§ **Records supplied**:
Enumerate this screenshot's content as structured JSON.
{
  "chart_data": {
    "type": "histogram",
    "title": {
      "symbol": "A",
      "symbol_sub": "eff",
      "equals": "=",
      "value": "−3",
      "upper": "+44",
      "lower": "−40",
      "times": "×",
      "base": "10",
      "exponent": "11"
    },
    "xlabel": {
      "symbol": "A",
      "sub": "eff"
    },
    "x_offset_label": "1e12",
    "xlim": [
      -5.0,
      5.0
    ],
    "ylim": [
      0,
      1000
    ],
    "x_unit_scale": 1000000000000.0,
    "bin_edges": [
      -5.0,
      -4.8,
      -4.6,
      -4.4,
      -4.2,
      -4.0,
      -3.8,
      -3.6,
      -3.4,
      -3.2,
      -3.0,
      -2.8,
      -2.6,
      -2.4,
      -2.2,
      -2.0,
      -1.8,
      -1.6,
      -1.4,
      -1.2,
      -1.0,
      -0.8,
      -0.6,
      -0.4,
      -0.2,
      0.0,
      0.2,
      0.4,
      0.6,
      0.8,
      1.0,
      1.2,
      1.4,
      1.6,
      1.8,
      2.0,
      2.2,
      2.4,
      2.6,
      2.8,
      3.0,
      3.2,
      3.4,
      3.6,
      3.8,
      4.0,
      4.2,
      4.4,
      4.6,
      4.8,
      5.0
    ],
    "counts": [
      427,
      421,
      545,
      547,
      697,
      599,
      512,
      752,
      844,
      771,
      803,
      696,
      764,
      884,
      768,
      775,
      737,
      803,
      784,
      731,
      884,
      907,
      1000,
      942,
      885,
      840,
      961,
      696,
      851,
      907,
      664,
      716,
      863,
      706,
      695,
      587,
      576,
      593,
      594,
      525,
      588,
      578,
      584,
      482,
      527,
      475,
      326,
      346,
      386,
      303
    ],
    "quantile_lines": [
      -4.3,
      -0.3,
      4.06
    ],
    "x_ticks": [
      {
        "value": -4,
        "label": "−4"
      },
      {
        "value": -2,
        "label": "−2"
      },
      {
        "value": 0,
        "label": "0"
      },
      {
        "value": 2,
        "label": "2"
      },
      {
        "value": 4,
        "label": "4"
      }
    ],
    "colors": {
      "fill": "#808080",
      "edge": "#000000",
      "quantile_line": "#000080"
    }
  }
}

§ **To do**:
Collect each line above holding the string "value".

§ **Correct output**:
      "value": "−3",
        "value": -4,
        "value": -2,
        "value": 0,
        "value": 2,
        "value": 4,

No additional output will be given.